Written request: Find each line containing the string "type". Copy it.
+-------+
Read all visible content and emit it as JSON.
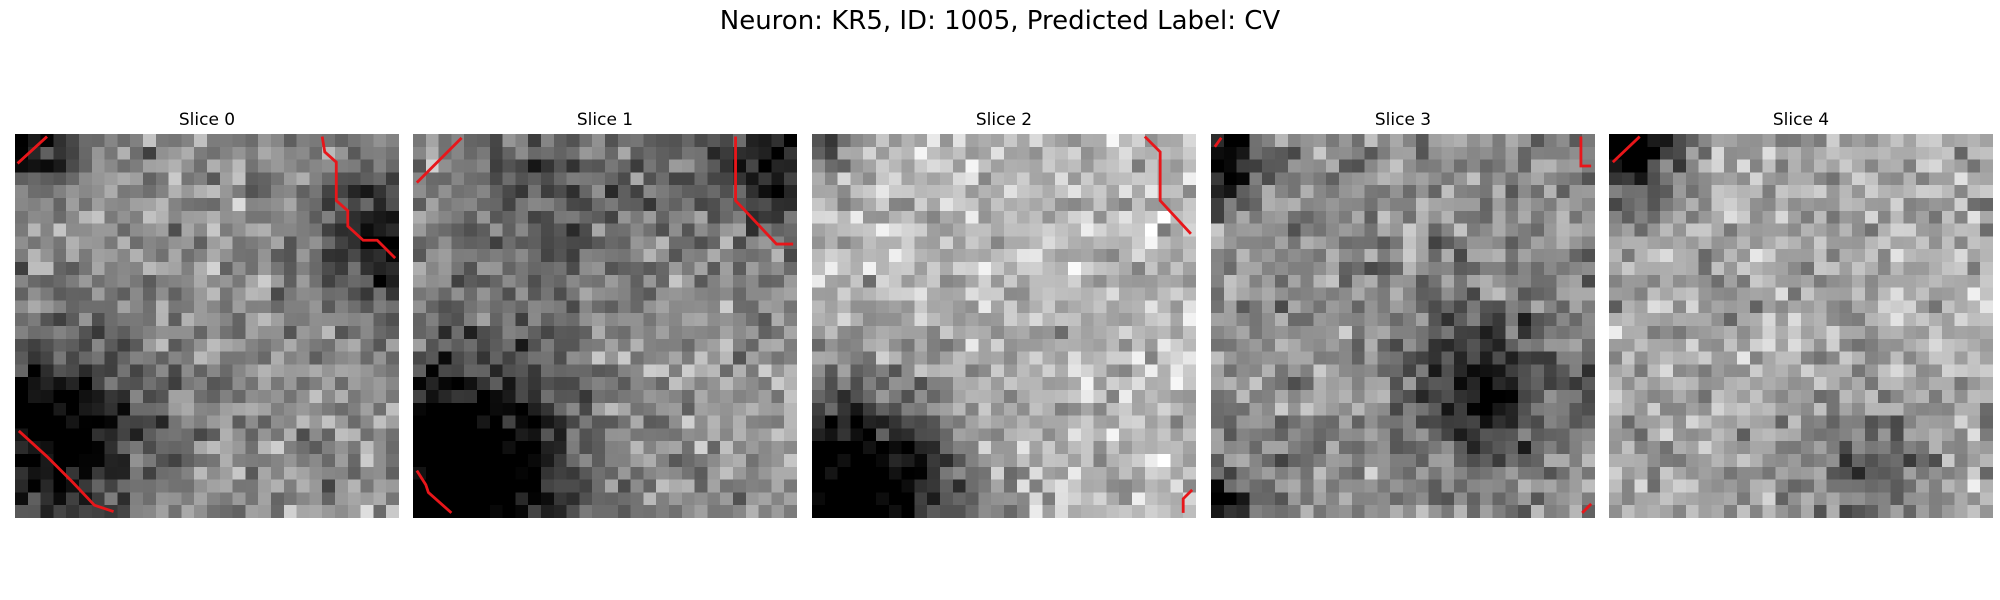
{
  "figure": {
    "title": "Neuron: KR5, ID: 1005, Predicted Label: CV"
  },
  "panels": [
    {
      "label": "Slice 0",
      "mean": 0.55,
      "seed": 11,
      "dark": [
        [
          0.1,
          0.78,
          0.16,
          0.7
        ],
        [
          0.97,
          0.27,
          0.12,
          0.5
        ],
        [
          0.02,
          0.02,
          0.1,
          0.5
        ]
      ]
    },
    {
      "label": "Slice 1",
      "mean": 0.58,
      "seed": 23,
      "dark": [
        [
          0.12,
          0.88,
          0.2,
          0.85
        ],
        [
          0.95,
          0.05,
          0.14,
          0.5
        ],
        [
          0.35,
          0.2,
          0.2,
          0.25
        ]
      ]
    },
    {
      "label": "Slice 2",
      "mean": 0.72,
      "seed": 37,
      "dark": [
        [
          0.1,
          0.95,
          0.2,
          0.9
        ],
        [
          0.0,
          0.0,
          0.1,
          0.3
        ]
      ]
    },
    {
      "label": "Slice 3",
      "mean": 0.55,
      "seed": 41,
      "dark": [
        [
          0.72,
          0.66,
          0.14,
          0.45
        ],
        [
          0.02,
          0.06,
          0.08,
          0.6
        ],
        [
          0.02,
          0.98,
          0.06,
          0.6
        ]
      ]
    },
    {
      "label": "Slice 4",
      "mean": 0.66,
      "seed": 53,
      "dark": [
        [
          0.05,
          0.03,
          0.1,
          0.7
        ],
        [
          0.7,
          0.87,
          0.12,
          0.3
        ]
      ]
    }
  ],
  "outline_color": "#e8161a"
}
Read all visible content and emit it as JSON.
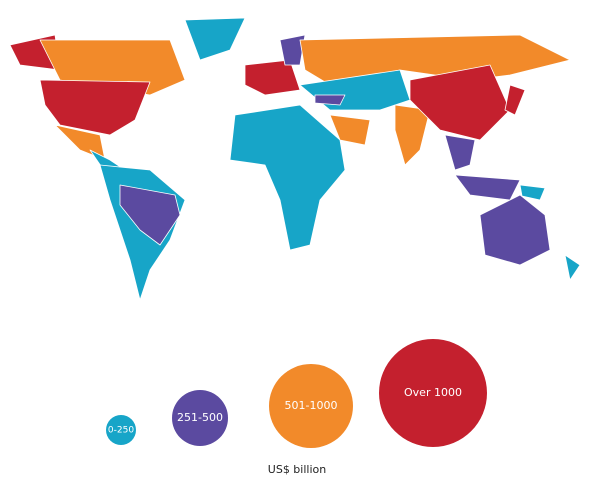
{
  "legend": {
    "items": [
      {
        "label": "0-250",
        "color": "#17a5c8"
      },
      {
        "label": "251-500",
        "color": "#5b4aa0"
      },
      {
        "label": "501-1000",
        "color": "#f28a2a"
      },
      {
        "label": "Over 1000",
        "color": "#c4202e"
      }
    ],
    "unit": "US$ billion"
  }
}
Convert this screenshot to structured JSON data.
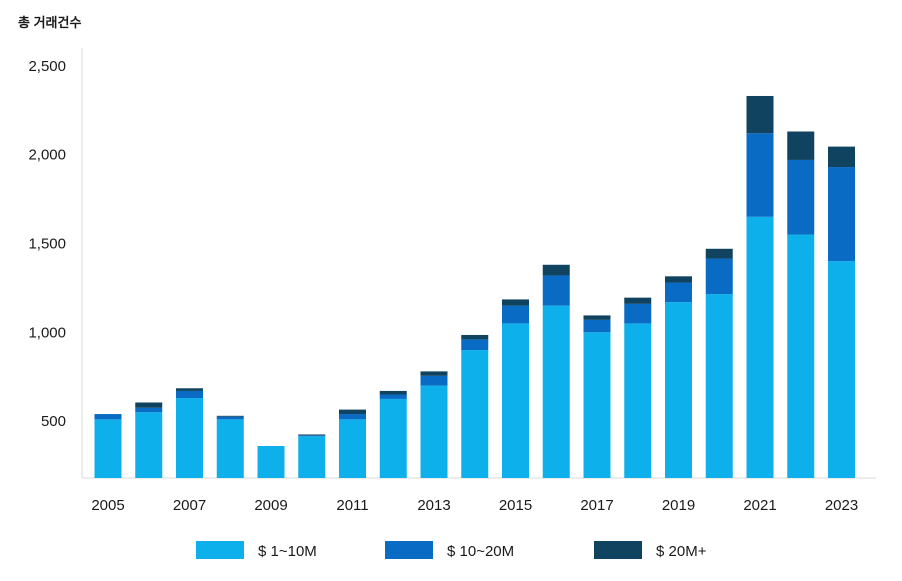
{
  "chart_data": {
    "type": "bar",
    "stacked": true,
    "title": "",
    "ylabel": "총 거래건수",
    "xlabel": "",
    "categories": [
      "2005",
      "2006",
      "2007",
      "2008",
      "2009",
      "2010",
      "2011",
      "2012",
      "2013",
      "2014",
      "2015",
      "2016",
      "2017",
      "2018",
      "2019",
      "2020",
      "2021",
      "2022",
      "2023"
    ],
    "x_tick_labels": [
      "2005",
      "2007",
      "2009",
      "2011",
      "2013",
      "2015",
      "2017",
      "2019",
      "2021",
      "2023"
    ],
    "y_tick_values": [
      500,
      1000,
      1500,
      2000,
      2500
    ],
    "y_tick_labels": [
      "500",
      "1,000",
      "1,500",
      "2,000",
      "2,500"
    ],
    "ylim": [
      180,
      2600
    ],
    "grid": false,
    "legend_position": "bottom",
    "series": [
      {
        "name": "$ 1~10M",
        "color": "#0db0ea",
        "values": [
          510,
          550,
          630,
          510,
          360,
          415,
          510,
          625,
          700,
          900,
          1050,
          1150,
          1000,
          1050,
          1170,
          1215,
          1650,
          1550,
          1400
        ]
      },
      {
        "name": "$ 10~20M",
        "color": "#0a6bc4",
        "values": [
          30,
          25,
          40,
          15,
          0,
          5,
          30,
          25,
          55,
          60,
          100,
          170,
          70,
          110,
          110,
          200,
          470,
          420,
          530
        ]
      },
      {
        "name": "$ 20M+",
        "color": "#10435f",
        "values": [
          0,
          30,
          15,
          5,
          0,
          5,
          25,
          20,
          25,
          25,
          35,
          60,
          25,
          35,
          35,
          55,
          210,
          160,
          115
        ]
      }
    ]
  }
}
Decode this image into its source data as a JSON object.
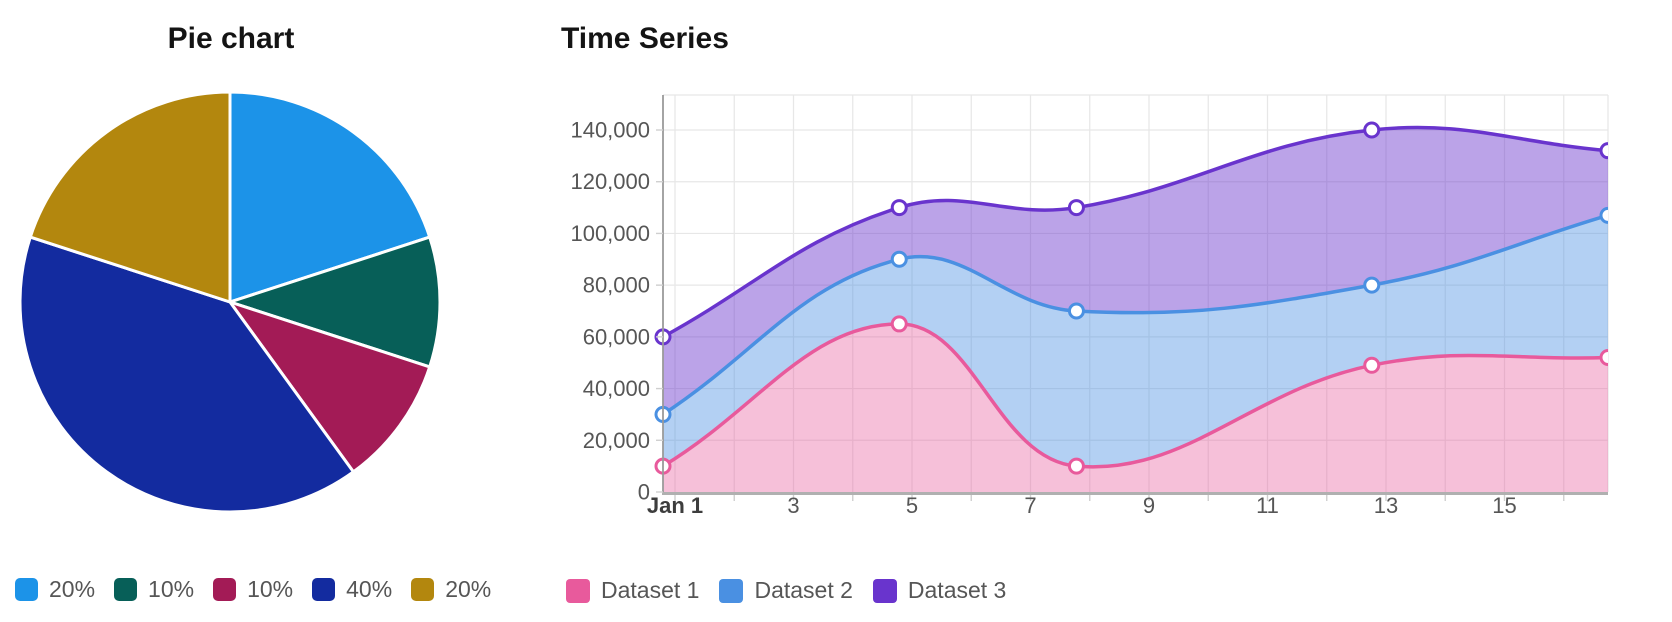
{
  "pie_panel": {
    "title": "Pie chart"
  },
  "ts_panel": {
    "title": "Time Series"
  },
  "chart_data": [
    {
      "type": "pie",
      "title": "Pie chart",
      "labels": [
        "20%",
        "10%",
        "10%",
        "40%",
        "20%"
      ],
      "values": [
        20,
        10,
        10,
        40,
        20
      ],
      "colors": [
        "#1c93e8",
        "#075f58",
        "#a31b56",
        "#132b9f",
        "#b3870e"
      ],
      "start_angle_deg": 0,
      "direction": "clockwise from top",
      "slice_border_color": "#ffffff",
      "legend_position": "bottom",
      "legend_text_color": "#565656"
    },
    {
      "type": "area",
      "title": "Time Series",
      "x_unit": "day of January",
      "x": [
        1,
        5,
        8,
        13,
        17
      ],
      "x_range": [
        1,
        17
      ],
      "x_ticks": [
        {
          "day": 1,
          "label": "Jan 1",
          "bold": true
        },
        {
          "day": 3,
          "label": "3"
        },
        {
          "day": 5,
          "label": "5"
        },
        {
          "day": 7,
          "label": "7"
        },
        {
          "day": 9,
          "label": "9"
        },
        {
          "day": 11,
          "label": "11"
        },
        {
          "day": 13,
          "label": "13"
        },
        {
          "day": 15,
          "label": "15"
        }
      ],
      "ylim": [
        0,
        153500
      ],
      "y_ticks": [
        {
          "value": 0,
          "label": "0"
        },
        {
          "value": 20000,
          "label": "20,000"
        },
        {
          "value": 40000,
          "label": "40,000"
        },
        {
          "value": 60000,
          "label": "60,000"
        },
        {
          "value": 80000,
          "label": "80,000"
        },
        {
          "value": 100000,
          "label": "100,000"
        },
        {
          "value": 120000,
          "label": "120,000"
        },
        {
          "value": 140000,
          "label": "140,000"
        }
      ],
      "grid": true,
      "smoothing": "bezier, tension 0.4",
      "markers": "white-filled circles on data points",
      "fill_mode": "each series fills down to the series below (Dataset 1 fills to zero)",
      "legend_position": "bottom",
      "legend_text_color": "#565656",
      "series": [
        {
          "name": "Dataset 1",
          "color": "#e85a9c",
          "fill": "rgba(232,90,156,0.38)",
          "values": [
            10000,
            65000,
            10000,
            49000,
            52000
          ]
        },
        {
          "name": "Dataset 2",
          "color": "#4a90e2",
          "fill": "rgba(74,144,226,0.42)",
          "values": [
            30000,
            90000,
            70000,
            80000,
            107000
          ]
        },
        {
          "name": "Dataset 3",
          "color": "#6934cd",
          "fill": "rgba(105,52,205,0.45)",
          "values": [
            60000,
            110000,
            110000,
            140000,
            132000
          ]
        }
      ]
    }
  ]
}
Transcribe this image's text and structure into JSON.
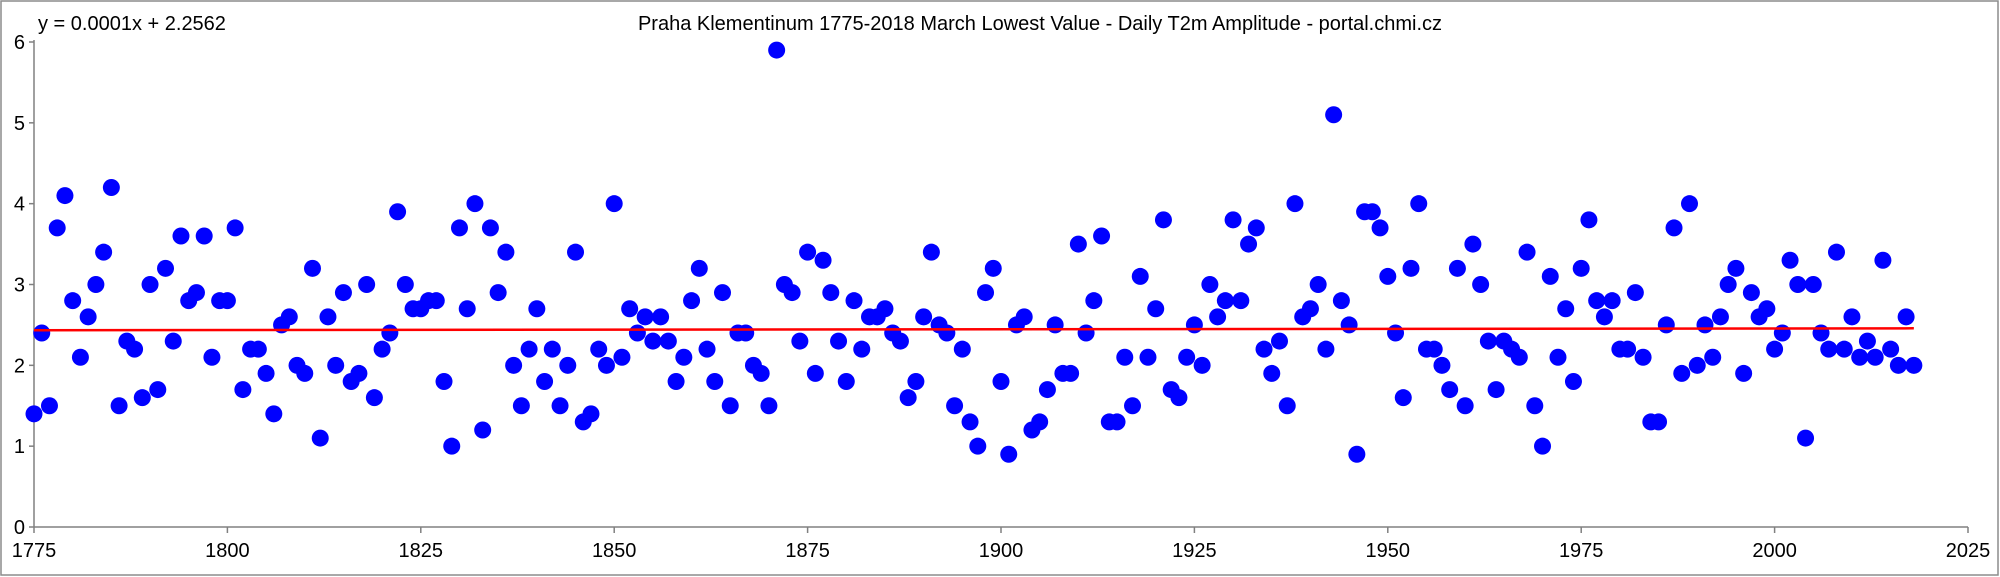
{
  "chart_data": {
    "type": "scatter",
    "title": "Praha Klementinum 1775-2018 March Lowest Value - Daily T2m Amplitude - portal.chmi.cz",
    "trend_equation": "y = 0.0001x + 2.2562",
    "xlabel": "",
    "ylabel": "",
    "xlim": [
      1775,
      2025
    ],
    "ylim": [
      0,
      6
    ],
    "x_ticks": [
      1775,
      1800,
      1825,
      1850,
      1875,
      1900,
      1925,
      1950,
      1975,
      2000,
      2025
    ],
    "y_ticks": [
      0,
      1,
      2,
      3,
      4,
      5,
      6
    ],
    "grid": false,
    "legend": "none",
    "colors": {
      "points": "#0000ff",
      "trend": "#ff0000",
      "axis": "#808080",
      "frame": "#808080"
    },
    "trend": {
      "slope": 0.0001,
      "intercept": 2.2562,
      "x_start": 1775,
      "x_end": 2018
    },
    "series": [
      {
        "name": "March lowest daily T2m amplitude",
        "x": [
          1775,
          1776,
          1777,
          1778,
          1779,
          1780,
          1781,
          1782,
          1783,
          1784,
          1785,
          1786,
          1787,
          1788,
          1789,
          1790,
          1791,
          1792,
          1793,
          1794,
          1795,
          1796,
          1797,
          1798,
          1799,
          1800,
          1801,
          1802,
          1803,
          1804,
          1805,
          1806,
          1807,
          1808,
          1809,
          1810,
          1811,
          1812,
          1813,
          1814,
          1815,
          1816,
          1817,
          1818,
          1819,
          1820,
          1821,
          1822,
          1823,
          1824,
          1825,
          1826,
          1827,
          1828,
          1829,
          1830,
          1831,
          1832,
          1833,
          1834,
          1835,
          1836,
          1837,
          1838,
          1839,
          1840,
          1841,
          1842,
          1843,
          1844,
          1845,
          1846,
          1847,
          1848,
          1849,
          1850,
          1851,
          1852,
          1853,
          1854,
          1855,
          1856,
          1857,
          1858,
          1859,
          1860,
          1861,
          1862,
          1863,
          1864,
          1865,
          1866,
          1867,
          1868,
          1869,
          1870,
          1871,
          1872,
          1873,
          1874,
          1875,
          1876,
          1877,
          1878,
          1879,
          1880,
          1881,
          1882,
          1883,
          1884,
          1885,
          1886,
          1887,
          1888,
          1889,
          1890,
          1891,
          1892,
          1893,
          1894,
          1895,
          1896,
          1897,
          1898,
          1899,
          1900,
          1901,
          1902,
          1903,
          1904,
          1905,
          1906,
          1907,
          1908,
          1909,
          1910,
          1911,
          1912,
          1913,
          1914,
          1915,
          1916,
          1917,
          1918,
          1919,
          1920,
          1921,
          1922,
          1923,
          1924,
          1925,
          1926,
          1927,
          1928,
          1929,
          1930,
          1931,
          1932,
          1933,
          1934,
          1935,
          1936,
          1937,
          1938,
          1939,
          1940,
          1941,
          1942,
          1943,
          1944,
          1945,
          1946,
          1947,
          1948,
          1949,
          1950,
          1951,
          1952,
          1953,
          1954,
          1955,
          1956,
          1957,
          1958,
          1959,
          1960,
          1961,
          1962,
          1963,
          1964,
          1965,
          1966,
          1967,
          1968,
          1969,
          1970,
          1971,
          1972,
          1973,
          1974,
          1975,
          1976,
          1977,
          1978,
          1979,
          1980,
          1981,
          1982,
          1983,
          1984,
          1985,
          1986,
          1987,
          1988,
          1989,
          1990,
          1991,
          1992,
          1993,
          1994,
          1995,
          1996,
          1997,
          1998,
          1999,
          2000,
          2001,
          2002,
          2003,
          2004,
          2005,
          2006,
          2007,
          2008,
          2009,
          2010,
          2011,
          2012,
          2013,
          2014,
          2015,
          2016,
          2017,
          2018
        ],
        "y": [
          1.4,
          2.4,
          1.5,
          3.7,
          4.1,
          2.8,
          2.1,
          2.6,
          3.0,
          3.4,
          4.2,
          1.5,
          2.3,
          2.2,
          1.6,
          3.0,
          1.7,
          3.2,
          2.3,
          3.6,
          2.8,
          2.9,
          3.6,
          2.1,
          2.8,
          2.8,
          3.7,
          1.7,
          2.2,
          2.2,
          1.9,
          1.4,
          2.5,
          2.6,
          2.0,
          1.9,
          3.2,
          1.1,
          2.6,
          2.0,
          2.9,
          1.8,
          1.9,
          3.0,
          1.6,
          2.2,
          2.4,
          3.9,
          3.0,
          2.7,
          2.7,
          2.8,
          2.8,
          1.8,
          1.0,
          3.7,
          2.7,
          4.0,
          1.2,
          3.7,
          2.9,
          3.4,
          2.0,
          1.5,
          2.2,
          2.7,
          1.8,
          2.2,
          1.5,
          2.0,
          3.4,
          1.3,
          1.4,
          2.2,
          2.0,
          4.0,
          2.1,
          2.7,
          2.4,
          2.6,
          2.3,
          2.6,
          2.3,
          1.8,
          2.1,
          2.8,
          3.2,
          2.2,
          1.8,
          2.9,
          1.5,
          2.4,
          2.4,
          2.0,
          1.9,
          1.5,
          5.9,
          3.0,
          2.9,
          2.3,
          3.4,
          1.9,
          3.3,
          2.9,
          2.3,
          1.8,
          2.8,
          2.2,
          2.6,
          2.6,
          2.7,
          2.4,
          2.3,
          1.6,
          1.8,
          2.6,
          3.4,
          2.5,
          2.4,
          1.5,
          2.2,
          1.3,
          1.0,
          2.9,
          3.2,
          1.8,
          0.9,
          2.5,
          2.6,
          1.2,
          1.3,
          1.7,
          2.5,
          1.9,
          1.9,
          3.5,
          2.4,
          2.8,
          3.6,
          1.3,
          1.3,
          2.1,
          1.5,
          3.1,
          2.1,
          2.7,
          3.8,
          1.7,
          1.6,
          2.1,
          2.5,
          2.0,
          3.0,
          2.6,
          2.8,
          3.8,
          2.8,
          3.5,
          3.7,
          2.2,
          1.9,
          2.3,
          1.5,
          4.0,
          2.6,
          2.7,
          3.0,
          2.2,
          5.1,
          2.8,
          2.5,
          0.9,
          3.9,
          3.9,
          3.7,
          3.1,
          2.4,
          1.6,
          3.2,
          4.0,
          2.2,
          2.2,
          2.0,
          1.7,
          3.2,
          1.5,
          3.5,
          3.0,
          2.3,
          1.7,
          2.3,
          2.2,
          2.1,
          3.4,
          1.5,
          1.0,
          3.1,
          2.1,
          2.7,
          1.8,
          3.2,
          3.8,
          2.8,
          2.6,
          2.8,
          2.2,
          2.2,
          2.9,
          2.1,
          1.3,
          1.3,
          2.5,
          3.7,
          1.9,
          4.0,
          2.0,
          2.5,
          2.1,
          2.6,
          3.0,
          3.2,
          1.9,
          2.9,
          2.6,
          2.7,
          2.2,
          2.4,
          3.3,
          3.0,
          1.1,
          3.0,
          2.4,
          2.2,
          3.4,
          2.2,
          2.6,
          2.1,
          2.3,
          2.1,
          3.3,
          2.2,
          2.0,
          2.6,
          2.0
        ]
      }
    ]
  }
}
+-------+
Exercise answer:
    "type": "bar",
      "type": "pie",
      "type": "area",
    "type": "scatter",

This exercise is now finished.